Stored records
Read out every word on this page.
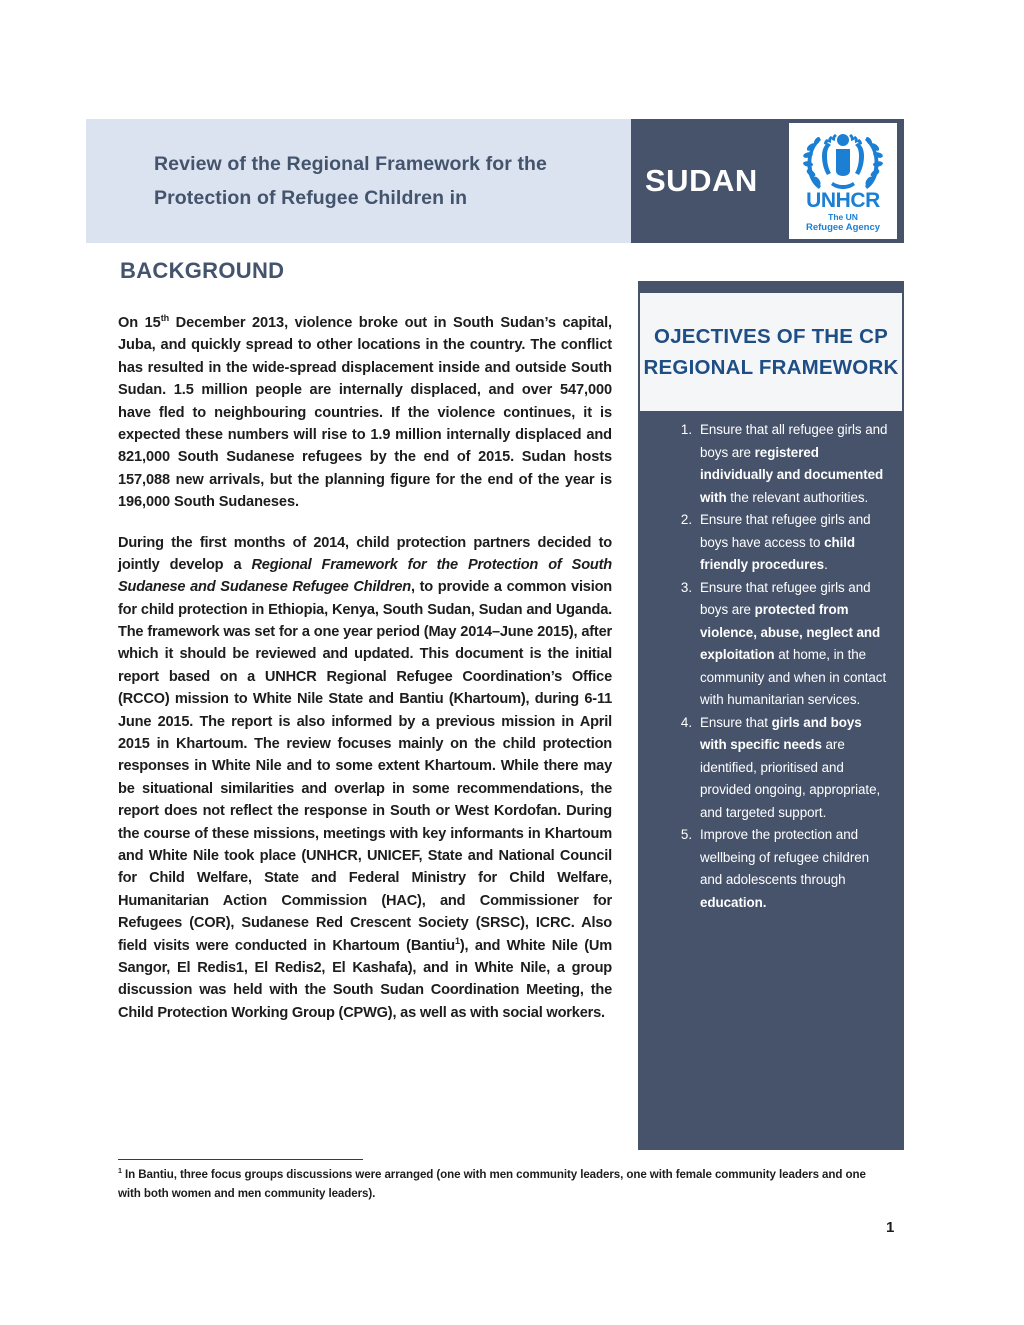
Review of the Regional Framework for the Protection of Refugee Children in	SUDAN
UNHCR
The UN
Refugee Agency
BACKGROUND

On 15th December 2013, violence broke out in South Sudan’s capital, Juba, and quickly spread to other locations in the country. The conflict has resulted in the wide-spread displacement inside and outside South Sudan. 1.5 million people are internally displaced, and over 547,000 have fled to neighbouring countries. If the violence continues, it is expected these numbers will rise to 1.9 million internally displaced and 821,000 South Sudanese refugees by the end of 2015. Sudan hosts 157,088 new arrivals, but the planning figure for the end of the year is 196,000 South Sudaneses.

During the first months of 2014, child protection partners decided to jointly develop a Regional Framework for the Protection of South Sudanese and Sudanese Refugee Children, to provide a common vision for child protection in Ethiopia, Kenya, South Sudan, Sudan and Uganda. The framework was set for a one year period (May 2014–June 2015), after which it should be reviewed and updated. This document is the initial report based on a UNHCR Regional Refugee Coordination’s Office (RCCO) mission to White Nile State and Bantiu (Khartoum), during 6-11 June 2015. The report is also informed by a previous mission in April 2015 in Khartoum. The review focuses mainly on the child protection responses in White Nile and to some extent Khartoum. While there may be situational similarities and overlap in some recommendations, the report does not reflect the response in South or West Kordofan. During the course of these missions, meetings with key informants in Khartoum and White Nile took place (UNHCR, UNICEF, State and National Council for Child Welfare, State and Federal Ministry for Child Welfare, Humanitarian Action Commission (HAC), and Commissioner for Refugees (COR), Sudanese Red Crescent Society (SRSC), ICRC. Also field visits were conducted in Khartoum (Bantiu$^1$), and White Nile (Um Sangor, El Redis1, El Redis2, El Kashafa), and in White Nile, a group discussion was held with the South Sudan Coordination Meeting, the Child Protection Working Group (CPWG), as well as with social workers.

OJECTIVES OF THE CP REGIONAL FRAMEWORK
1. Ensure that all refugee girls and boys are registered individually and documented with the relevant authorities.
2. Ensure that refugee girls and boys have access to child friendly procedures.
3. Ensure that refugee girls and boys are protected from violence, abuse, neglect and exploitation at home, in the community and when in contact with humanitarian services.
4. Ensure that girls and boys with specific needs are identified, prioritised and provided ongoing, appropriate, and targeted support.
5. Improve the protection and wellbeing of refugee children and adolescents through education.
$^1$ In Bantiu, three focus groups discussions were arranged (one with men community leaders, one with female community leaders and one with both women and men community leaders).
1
...
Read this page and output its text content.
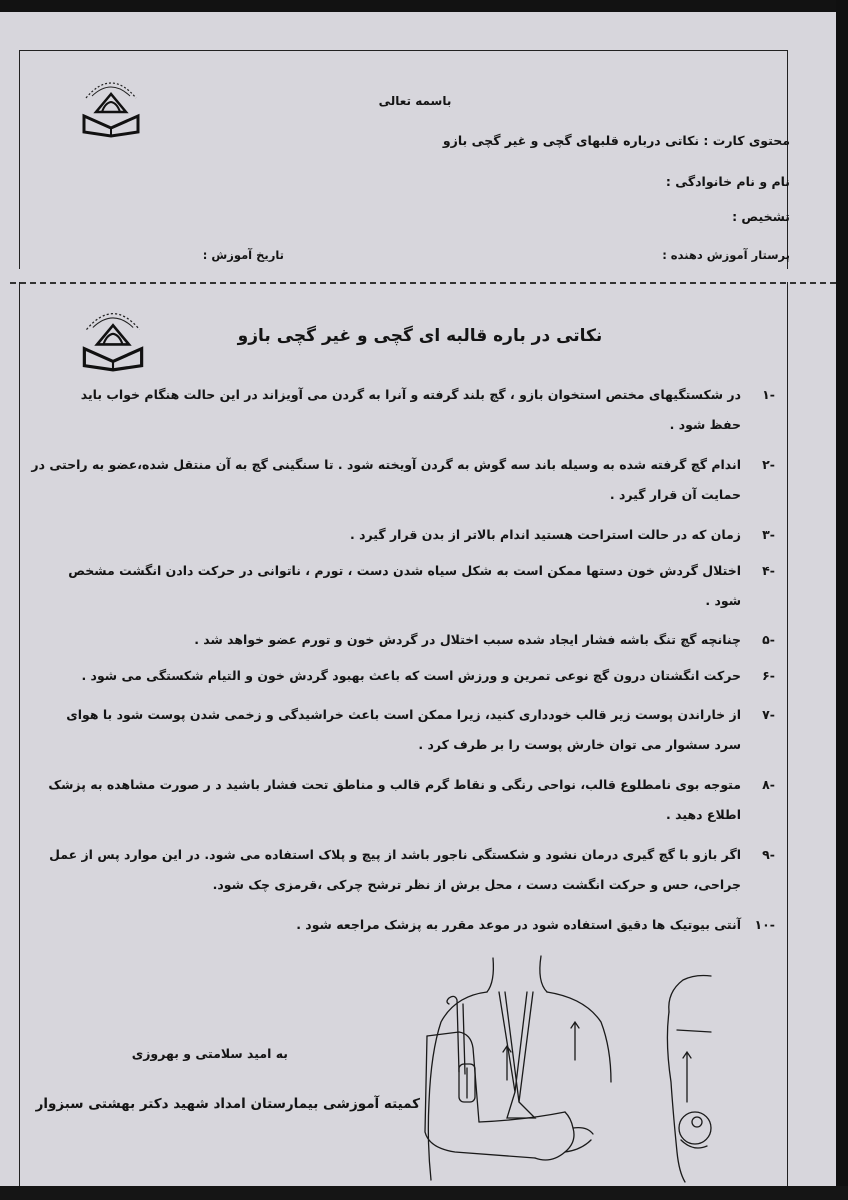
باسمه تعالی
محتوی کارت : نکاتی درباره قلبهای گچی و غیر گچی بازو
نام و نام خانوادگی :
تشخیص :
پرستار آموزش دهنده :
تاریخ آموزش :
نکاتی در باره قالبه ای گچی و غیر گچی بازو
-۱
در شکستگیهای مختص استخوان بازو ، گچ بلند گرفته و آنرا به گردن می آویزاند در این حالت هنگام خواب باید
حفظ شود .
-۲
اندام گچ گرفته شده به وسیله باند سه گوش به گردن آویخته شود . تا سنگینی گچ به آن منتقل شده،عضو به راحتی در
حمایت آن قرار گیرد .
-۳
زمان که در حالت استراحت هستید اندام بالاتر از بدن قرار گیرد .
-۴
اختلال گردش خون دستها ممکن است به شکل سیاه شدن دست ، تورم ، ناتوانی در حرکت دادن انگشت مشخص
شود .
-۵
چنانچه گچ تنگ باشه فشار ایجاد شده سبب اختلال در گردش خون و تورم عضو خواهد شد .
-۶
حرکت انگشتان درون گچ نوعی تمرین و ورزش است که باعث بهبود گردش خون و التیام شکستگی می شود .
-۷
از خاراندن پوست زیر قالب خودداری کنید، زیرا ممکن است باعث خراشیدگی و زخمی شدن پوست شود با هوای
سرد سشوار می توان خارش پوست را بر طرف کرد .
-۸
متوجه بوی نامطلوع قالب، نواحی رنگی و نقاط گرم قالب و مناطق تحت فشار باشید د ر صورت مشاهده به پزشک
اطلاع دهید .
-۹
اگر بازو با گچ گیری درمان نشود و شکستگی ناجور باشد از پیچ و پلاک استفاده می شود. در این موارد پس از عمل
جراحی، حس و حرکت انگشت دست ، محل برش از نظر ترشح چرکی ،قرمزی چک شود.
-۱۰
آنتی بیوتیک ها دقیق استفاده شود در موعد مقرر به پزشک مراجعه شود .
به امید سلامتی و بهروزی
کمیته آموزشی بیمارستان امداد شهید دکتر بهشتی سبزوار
---
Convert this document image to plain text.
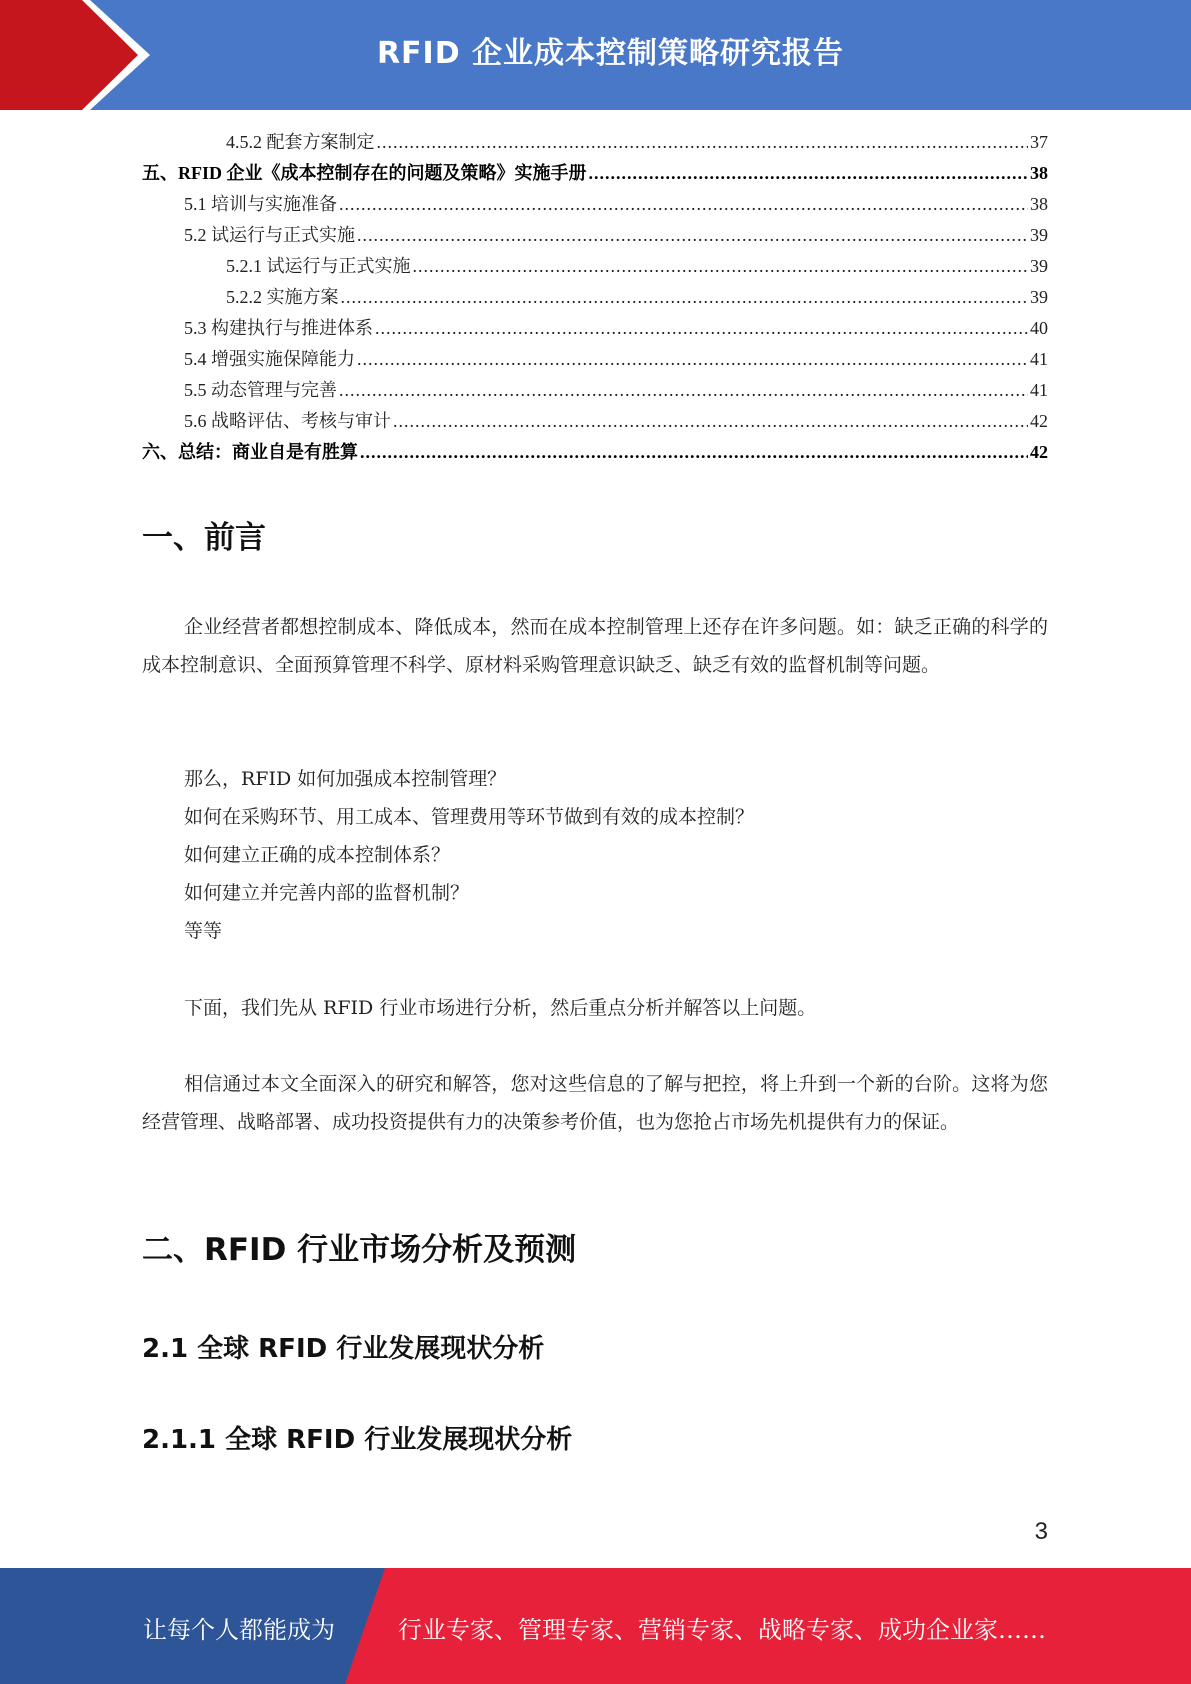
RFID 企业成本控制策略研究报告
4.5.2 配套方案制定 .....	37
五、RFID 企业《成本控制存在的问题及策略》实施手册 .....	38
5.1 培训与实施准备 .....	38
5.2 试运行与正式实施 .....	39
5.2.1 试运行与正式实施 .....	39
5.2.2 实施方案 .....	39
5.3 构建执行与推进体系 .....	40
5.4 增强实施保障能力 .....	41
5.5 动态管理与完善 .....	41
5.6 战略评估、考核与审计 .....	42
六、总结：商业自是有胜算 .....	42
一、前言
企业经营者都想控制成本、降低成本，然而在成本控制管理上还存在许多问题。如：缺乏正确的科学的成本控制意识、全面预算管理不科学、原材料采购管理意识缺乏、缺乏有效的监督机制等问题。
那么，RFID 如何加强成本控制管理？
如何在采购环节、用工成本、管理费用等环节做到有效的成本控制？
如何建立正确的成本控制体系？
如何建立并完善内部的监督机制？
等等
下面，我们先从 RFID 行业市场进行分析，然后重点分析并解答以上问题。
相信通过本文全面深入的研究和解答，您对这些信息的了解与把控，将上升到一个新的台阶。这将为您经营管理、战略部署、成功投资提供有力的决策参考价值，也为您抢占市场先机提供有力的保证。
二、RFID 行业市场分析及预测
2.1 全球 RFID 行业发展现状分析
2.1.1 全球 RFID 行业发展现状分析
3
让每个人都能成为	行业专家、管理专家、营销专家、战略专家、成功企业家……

### What you should do
Look through the listing above and count the lines where the string "اختلال" appears. Report the number only.

### Answer to this problem
2